#### The request:
Locate the string "JSON" in the records below. Copy every line where it occurs.

-- START OF Supplied entries --

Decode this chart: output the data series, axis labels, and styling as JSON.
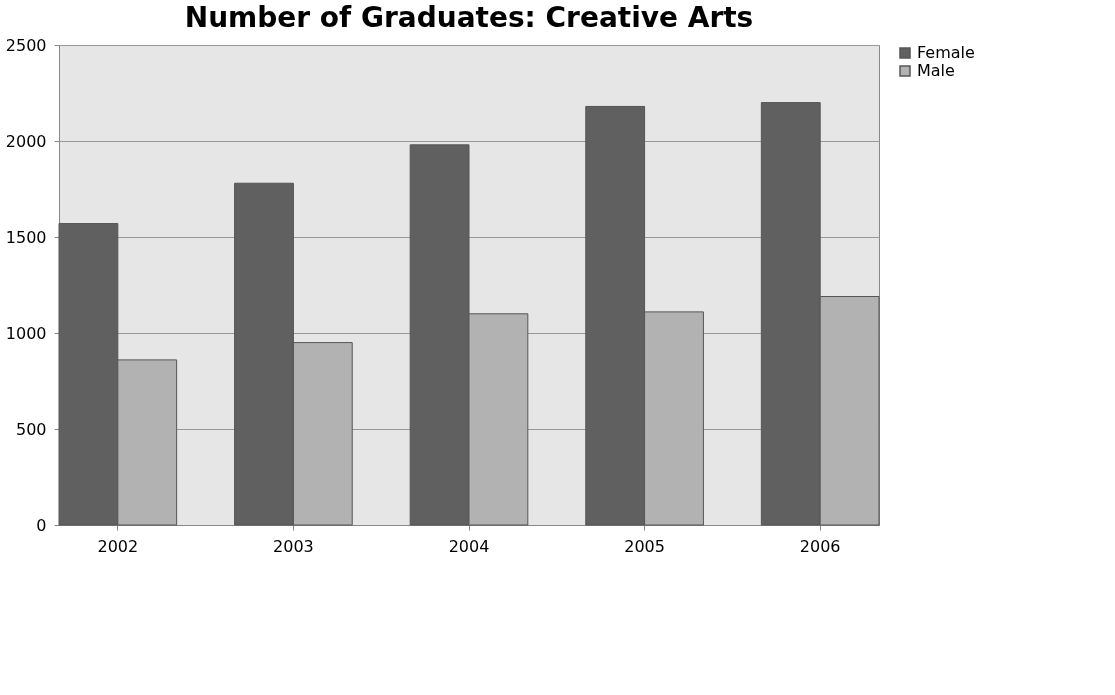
{
  "chart_data": {
    "type": "bar",
    "title": "Number of Graduates: Creative Arts",
    "categories": [
      "2002",
      "2003",
      "2004",
      "2005",
      "2006"
    ],
    "series": [
      {
        "name": "Female",
        "color": "#606060",
        "values": [
          1570,
          1780,
          1980,
          2180,
          2200
        ]
      },
      {
        "name": "Male",
        "color": "#b2b2b2",
        "values": [
          860,
          950,
          1100,
          1110,
          1190
        ]
      }
    ],
    "ylim": [
      0,
      2500
    ],
    "yticks": [
      0,
      500,
      1000,
      1500,
      2000,
      2500
    ],
    "grid": "y",
    "legend": "right"
  }
}
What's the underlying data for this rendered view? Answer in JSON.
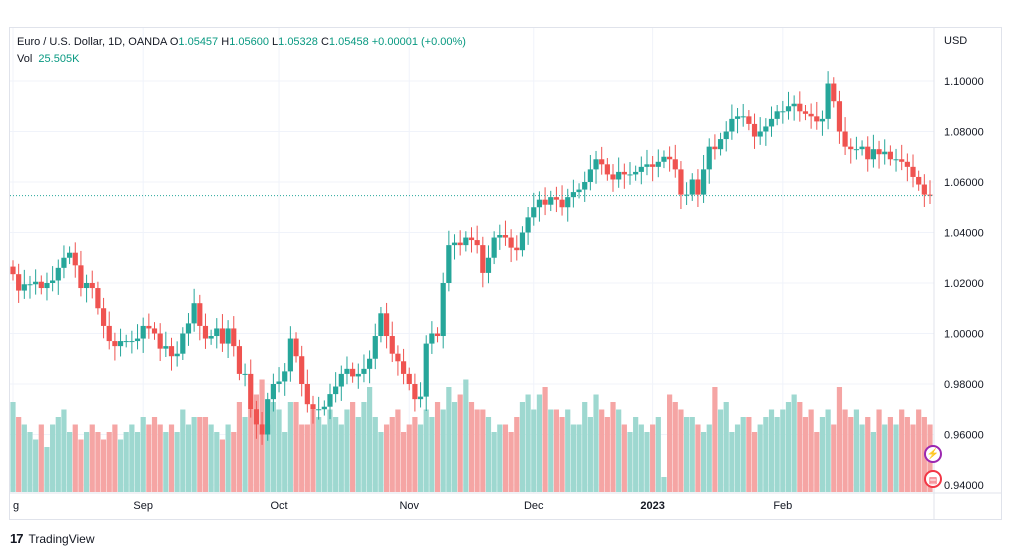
{
  "legend": {
    "symbol": "Euro / U.S. Dollar, 1D, OANDA",
    "open_label": "O",
    "open": "1.05457",
    "high_label": "H",
    "high": "1.05600",
    "low_label": "L",
    "low": "1.05328",
    "close_label": "C",
    "close": "1.05458",
    "change": "+0.00001 (+0.00%)",
    "vol_label": "Vol",
    "vol_value": "25.505K"
  },
  "price_axis": {
    "currency": "USD"
  },
  "footer": {
    "brand": "TradingView",
    "logo_mark": "17"
  },
  "badges": {
    "event_icon": "lightning-icon",
    "flag_icon": "us-flag-icon"
  },
  "colors": {
    "up": "#26a69a",
    "down": "#ef5350",
    "vol_up": "#9ed8d0",
    "vol_down": "#f5a5a4",
    "last_price_line": "#26a69a"
  },
  "chart_data": {
    "type": "candlestick",
    "instrument": "Euro / U.S. Dollar",
    "interval": "1D",
    "source": "OANDA",
    "ylim": [
      0.94,
      1.11
    ],
    "y_ticks": [
      "1.10000",
      "1.08000",
      "1.06000",
      "1.04000",
      "1.02000",
      "1.00000",
      "0.98000",
      "0.96000",
      "0.94000"
    ],
    "x_ticks": [
      {
        "label": "g",
        "index": 0
      },
      {
        "label": "Sep",
        "index": 23
      },
      {
        "label": "Oct",
        "index": 47
      },
      {
        "label": "Nov",
        "index": 70
      },
      {
        "label": "Dec",
        "index": 92
      },
      {
        "label": "2023",
        "index": 113
      },
      {
        "label": "Feb",
        "index": 136
      }
    ],
    "last_price": 1.05458,
    "grid": true,
    "closes": [
      1.0235,
      1.017,
      1.0195,
      1.0195,
      1.0205,
      1.018,
      1.02,
      1.021,
      1.026,
      1.03,
      1.032,
      1.027,
      1.018,
      1.02,
      1.018,
      1.01,
      1.003,
      0.997,
      0.995,
      0.997,
      0.997,
      0.997,
      0.998,
      1.003,
      1.002,
      1.0,
      0.994,
      0.995,
      0.991,
      0.992,
      1.0,
      1.004,
      1.012,
      1.003,
      0.998,
      0.999,
      1.002,
      0.996,
      1.002,
      0.995,
      0.984,
      0.984,
      0.97,
      0.964,
      0.96,
      0.974,
      0.98,
      0.981,
      0.985,
      0.998,
      0.991,
      0.98,
      0.972,
      0.97,
      0.97,
      0.971,
      0.976,
      0.979,
      0.984,
      0.986,
      0.983,
      0.984,
      0.986,
      0.99,
      0.999,
      1.008,
      0.999,
      0.992,
      0.989,
      0.984,
      0.98,
      0.974,
      0.975,
      0.996,
      1.0,
      0.999,
      1.02,
      1.035,
      1.036,
      1.035,
      1.038,
      1.037,
      1.035,
      1.024,
      1.03,
      1.038,
      1.039,
      1.038,
      1.034,
      1.033,
      1.04,
      1.046,
      1.05,
      1.053,
      1.051,
      1.054,
      1.053,
      1.05,
      1.054,
      1.056,
      1.057,
      1.06,
      1.065,
      1.069,
      1.067,
      1.063,
      1.061,
      1.064,
      1.063,
      1.063,
      1.064,
      1.066,
      1.067,
      1.066,
      1.068,
      1.07,
      1.069,
      1.065,
      1.055,
      1.055,
      1.061,
      1.055,
      1.065,
      1.074,
      1.073,
      1.077,
      1.08,
      1.085,
      1.086,
      1.086,
      1.083,
      1.078,
      1.08,
      1.082,
      1.085,
      1.088,
      1.088,
      1.09,
      1.091,
      1.088,
      1.087,
      1.086,
      1.084,
      1.085,
      1.099,
      1.092,
      1.08,
      1.074,
      1.073,
      1.073,
      1.074,
      1.069,
      1.073,
      1.071,
      1.072,
      1.069,
      1.069,
      1.068,
      1.066,
      1.062,
      1.059,
      1.055,
      1.05458
    ],
    "volume_relative": [
      0.6,
      0.5,
      0.45,
      0.4,
      0.35,
      0.45,
      0.3,
      0.45,
      0.5,
      0.55,
      0.4,
      0.45,
      0.35,
      0.4,
      0.45,
      0.4,
      0.35,
      0.4,
      0.45,
      0.35,
      0.4,
      0.45,
      0.4,
      0.5,
      0.45,
      0.5,
      0.45,
      0.4,
      0.45,
      0.4,
      0.55,
      0.45,
      0.5,
      0.5,
      0.5,
      0.45,
      0.4,
      0.35,
      0.45,
      0.4,
      0.6,
      0.5,
      0.55,
      0.65,
      0.75,
      0.45,
      0.6,
      0.55,
      0.4,
      0.6,
      0.6,
      0.45,
      0.45,
      0.55,
      0.5,
      0.45,
      0.55,
      0.5,
      0.45,
      0.55,
      0.6,
      0.5,
      0.6,
      0.7,
      0.5,
      0.4,
      0.45,
      0.5,
      0.55,
      0.4,
      0.45,
      0.5,
      0.45,
      0.55,
      0.5,
      0.6,
      0.55,
      0.7,
      0.6,
      0.65,
      0.75,
      0.6,
      0.55,
      0.55,
      0.5,
      0.4,
      0.45,
      0.45,
      0.4,
      0.5,
      0.6,
      0.65,
      0.55,
      0.65,
      0.7,
      0.55,
      0.55,
      0.5,
      0.55,
      0.45,
      0.45,
      0.6,
      0.5,
      0.65,
      0.55,
      0.5,
      0.6,
      0.55,
      0.45,
      0.4,
      0.5,
      0.45,
      0.4,
      0.45,
      0.5,
      0.1,
      0.65,
      0.6,
      0.55,
      0.5,
      0.5,
      0.45,
      0.4,
      0.45,
      0.7,
      0.55,
      0.6,
      0.4,
      0.45,
      0.5,
      0.5,
      0.4,
      0.45,
      0.5,
      0.55,
      0.5,
      0.55,
      0.6,
      0.65,
      0.6,
      0.5,
      0.55,
      0.4,
      0.5,
      0.55,
      0.45,
      0.7,
      0.55,
      0.5,
      0.55,
      0.45,
      0.5,
      0.4,
      0.55,
      0.45,
      0.5,
      0.45,
      0.55,
      0.5,
      0.45,
      0.55,
      0.5,
      0.45
    ]
  }
}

-- END OF Supplied entries --

#### Exercise solution:
Decode this chart: output the data series, axis labels, and styling as JSON.
What's the underlying data for this rendered view? Answer in JSON.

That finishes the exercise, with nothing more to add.